Extract provided
In 1225 Emperor Frederick II married the heiress to the throne of Jerusalem, the fourteen year old Queen Yolande. After a wedding by proxy at Acre, she sailed to Brìndisi for a second ceremony in the cathedral. The Emperor ignored her on her wedding night, seducing her cousin with whom he fell passionately in love. Immured in his harem, Yolande lasted long enough to give him an heir, Conrad, dying in childbirth. Frederick wrote the poem “Oi lasso non pensai” for her cousin whom he calls “The Flower of Syria”.

Two years later, the nobles of Germany and Italy rode down to Brìndisi, summoned by the Emperor to join him on a Crusade. Soon there were too many in the camps outside the city, bad weather, poor hygiene and lack of food causing an epidemic which decimated them. Both the Emperor and his second-in-command, the Margrave of Thuringia, caught it, although their head-quarters were on the island of Sant’ Andrea in the outer harbour. Frederick set sail, but the margrave was dying so he put in at Òtranto. The Emperor abandoned the Crusade to recuperate, and was promptly excommunicated by Pope Gregory IX.

Frederick finally left for the Holy Land in 1228, from Barletta. After recovering Jerusalem, he was informed that hostile Papal troops had entered Apulia. He returned to Brìndisi as fast as he could, driving out the invaders, and sacking towns such as Troia which had welcomed them.

During the late Middle Ages Brìndisi entered a long decline. In the fourteenth century it was sacked by Hungarians while a hundred years later Gianantonio del Balzo Orsini jammed the harbour entrance by sinking boats in it. The city’s misery was compounded by an earthquake in 1458. For three centuries the port remained blocked, from fear of the Turks.

Required work
Can you carry the passage on medieval Brìndisi further, picking up after its final sentence about the port staying blocked for three centuries? The listing that comes next is from a separate, unrelated source.

Listed entries
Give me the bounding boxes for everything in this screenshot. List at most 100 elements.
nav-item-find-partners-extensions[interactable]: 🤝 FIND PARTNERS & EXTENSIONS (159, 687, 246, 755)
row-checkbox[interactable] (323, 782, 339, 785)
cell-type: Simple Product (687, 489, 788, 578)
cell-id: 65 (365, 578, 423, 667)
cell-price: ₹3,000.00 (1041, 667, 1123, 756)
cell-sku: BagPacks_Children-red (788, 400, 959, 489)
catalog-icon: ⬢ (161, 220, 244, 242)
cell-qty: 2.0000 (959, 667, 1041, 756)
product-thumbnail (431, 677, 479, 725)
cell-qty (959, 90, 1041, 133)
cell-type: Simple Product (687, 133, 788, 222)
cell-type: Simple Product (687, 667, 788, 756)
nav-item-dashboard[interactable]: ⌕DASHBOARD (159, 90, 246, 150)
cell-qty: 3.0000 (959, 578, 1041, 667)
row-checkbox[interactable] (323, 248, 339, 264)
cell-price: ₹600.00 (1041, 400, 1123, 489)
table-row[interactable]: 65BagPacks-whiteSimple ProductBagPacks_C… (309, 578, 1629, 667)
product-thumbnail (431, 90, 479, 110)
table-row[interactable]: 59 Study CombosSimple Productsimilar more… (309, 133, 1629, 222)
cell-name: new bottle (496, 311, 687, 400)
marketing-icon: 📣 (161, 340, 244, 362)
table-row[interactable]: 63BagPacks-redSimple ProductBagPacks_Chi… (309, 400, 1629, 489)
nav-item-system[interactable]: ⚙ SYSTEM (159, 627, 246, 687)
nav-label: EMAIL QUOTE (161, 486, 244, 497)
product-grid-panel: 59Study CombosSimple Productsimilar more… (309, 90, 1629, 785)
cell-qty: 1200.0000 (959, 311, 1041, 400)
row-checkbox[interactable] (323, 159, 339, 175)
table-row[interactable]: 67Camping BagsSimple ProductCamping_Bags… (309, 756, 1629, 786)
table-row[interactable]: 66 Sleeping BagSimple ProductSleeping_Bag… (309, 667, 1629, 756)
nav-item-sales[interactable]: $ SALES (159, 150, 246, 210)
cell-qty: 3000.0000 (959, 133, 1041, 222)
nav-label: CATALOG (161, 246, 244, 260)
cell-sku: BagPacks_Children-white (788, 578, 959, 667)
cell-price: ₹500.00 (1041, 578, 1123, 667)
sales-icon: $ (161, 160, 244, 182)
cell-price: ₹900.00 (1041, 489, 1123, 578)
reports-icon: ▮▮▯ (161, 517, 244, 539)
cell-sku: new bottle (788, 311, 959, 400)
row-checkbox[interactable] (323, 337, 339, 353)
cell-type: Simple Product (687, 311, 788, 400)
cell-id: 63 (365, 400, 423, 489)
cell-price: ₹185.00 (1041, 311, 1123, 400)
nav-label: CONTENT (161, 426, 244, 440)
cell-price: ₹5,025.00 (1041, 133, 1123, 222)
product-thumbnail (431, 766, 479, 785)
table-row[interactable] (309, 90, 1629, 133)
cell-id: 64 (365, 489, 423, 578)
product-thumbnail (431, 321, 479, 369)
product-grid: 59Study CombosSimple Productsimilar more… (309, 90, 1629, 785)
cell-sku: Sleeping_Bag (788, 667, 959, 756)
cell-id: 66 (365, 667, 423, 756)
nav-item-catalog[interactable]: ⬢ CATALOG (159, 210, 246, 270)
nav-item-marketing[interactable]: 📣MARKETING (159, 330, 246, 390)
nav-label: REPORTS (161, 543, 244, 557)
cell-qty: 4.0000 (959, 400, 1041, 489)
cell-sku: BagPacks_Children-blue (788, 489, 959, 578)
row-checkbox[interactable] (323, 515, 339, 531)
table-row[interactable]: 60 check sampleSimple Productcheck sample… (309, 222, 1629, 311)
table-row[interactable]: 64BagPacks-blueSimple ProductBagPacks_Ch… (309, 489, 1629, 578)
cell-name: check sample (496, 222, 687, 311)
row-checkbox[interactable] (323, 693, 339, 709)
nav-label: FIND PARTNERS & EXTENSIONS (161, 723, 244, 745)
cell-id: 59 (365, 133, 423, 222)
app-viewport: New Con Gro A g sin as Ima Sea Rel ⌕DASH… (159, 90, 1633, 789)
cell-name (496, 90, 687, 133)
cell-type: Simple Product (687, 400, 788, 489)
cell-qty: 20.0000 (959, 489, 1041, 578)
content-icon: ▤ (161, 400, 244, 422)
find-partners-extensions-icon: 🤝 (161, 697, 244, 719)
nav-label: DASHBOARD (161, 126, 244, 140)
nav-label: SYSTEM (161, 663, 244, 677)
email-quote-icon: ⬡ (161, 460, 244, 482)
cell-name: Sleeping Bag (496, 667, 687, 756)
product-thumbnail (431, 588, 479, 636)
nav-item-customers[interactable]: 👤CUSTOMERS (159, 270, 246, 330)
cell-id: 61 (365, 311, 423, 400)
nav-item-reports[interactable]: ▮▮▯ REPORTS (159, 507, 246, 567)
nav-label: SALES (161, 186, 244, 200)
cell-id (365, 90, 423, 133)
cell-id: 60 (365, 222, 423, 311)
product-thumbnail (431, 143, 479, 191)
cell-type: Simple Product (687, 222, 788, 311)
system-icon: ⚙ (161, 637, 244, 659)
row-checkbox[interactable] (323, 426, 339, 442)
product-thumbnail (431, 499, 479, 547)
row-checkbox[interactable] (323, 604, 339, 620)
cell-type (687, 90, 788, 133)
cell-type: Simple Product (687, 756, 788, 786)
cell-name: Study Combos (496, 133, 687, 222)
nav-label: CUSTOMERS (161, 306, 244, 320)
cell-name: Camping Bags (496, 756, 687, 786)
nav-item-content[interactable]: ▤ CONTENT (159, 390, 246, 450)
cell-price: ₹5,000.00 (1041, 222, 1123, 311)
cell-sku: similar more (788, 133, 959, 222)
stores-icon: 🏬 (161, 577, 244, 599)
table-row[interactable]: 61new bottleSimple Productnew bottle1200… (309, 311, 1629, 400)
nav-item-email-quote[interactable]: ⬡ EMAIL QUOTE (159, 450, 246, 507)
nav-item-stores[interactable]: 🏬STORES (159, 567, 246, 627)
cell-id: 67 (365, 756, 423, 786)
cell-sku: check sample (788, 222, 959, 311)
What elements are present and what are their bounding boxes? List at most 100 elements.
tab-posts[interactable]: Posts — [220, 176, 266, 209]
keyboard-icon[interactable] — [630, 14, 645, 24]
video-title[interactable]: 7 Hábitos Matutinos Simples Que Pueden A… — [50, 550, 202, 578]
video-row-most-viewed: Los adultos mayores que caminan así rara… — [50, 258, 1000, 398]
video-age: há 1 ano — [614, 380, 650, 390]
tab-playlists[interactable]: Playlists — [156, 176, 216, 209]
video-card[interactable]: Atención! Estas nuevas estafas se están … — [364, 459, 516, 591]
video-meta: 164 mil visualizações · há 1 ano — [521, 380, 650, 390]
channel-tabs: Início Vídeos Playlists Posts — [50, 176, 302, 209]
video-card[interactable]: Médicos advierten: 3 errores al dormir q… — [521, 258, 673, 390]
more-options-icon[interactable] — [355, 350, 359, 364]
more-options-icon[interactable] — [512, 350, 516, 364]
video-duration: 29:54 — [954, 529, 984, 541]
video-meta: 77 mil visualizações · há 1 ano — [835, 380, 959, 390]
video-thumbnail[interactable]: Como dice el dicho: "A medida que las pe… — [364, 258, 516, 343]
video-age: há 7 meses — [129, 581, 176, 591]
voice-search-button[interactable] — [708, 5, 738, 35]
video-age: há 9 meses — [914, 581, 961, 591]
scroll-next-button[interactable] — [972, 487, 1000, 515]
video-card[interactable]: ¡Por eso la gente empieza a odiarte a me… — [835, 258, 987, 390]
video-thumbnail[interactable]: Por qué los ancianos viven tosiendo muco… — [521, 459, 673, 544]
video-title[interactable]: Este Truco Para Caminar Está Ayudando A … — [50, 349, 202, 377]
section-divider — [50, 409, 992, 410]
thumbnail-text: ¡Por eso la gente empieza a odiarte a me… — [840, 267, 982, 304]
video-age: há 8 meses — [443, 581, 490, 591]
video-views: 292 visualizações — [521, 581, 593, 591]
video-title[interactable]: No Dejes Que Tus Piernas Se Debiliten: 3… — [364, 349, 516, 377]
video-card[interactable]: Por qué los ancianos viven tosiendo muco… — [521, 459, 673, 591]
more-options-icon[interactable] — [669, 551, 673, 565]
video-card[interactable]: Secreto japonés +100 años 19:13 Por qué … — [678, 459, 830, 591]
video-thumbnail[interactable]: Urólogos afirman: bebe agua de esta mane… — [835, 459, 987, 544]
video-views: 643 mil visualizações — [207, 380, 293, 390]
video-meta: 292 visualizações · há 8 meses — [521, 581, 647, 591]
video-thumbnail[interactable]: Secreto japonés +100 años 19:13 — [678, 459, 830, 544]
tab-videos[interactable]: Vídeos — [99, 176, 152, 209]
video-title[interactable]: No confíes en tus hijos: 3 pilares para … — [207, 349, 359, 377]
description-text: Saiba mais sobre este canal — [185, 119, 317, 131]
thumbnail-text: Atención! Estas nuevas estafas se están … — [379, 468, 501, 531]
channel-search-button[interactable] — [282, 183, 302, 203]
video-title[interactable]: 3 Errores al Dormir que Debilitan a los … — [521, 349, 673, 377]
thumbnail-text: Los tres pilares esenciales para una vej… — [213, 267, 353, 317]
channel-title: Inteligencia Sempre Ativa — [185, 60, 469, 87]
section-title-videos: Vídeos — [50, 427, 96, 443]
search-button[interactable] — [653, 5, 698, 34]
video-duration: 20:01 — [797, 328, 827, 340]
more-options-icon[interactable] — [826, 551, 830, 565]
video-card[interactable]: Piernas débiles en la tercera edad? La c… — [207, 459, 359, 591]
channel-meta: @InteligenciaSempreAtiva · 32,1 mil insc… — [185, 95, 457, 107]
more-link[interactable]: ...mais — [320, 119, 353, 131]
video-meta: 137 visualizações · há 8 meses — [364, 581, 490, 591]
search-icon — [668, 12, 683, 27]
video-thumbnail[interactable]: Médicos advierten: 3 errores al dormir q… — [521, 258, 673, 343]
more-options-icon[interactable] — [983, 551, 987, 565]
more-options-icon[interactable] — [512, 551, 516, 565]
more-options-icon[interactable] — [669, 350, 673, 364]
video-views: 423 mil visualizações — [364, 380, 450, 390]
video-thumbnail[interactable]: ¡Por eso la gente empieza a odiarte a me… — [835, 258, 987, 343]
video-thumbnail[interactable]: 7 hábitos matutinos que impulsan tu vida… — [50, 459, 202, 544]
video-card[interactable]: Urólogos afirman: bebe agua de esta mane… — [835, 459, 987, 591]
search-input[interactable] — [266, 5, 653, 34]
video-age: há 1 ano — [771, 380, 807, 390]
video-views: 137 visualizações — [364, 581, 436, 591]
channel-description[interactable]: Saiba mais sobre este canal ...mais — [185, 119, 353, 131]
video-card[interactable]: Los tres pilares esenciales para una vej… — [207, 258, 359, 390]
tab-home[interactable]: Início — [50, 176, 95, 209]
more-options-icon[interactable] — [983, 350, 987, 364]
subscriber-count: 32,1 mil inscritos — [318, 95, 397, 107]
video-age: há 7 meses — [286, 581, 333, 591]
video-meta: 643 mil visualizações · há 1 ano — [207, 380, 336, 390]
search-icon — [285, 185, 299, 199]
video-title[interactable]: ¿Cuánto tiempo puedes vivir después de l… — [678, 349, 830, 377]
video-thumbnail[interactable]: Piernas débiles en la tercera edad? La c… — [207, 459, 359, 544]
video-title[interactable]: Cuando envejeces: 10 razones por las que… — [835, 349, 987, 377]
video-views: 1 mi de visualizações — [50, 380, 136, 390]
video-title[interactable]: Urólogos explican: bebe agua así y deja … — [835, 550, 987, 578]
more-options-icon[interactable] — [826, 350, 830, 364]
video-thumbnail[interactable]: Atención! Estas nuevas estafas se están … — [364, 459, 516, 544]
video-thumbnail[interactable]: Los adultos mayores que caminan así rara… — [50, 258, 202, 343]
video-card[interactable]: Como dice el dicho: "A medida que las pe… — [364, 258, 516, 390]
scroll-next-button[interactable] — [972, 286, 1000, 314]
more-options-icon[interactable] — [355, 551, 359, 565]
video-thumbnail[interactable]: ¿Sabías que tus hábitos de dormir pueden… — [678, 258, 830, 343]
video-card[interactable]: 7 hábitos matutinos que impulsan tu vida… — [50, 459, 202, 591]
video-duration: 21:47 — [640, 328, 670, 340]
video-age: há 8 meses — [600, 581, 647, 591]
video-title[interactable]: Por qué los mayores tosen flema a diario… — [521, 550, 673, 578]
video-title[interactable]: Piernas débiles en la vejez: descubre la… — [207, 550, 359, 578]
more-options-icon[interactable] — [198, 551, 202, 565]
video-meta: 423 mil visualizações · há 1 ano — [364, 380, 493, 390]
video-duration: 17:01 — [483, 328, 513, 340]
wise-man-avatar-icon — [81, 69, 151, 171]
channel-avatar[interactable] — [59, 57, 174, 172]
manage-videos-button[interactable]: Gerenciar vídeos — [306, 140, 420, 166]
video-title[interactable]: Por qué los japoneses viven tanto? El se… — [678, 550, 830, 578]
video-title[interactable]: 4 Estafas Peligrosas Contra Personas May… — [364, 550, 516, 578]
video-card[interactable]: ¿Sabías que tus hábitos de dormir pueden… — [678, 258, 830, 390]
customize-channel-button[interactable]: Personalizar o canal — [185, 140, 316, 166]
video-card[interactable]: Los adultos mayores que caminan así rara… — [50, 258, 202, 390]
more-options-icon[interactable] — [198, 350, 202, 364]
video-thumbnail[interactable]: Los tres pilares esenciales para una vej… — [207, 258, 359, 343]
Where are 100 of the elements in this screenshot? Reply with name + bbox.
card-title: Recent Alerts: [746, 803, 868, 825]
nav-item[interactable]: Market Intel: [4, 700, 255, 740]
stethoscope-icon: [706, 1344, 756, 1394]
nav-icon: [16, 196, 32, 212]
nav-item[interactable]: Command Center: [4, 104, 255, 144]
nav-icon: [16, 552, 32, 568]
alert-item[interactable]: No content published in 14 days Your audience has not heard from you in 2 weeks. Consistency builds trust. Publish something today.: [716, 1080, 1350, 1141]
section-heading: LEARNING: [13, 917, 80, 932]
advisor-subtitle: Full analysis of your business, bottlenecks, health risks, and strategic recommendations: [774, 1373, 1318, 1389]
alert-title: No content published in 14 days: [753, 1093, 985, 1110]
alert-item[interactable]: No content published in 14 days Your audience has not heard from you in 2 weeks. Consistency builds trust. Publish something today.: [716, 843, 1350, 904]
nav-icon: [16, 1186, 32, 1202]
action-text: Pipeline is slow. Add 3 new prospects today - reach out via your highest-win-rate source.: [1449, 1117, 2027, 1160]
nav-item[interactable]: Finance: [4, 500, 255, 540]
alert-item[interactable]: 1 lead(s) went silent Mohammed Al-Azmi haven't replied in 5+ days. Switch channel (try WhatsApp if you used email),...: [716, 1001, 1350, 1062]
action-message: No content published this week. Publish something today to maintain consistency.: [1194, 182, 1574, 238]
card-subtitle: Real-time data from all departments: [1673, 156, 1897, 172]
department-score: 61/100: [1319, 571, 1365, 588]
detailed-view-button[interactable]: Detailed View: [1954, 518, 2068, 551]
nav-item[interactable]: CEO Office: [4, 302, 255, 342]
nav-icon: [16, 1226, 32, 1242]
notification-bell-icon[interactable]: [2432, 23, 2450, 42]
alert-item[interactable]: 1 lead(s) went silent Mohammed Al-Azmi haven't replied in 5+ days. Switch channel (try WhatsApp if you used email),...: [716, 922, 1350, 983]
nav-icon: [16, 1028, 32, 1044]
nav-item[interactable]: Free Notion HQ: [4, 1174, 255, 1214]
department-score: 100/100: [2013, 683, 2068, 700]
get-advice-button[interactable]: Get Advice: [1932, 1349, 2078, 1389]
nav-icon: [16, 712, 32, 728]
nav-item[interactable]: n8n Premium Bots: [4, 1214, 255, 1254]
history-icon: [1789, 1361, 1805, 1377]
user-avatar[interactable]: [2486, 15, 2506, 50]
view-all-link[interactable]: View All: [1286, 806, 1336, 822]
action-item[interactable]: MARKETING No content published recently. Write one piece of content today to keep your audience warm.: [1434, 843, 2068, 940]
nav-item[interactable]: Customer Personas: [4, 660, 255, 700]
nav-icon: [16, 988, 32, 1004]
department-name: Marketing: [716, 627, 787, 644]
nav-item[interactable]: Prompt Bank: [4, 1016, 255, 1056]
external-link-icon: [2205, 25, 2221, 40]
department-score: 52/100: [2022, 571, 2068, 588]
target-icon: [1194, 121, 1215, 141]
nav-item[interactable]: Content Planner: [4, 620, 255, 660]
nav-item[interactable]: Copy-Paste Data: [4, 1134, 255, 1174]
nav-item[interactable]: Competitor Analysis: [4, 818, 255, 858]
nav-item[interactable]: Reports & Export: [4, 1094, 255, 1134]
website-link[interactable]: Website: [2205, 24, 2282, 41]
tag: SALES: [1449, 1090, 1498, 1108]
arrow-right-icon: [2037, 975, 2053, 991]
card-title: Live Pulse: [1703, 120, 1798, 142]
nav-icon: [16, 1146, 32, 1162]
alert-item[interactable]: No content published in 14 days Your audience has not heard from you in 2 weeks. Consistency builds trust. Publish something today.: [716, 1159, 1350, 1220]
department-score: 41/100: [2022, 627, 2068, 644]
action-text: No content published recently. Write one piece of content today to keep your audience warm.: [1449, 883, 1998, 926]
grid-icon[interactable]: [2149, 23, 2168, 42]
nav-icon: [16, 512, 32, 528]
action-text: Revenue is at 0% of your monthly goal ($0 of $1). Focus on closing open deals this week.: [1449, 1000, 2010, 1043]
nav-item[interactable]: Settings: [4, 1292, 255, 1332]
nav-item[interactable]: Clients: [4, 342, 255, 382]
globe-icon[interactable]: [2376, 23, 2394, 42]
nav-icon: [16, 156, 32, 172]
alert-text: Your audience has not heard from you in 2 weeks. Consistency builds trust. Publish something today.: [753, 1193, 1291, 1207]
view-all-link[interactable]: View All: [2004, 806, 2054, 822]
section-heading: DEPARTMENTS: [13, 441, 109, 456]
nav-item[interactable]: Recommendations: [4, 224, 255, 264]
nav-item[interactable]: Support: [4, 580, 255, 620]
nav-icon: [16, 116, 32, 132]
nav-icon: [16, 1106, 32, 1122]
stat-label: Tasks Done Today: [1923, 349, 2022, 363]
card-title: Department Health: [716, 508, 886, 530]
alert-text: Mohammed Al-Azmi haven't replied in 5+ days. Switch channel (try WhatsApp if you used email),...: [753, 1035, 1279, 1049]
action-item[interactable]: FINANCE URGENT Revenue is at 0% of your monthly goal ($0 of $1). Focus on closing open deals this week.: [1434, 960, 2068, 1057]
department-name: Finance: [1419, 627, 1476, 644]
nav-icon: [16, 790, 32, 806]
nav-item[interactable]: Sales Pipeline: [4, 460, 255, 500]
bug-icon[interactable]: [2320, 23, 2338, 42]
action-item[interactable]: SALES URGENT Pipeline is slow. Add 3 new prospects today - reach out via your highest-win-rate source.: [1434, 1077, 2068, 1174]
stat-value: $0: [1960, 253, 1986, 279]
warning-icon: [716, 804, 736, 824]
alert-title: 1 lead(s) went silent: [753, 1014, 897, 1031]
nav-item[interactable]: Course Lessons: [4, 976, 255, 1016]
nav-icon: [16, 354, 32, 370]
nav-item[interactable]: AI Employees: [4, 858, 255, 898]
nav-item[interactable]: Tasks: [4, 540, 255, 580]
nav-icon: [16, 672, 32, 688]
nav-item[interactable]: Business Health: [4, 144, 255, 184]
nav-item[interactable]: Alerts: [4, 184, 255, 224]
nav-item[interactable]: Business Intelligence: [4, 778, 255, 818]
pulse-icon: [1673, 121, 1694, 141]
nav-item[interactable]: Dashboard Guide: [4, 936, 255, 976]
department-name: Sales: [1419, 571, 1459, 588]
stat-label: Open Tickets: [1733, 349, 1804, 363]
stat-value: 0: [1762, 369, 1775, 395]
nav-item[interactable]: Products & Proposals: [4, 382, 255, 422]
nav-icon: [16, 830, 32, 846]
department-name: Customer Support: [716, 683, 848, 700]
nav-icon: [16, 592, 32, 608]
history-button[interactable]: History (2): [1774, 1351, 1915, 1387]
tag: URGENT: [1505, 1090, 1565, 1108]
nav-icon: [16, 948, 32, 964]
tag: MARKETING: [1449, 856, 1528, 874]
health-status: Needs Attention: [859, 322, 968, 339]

Task response
Swinburne was amused by a privilege granted by Frederick that still existed at the time of his visit – the cathedral canons could have “handmaids” free of tax, so long as they were old and ugly and no threat to celibacy. When he came, the city was ruinous and half empty, the only decent building being Frederick’s castle next to the port, by now a malarial swamp. However, work had started in 1775 on a canal to reopen the outer harbour, and galley slaves were refacing the quays with stone from a medieval palace. He was more impressed by the hunting: “a few miles from the town, there is a good deal of woodland, where sportsmen find very good diversion. Gentlemen hunt hare, fox and sometimes wild boar, with hounds or lurchers, and sometimes with both. In autumn, fowlers use nets, springs or birdlime; in winter, guns. All the country is free to who-ever buys the King’s licence, except some few enclosures where the Barons endeavour to preserve the game.”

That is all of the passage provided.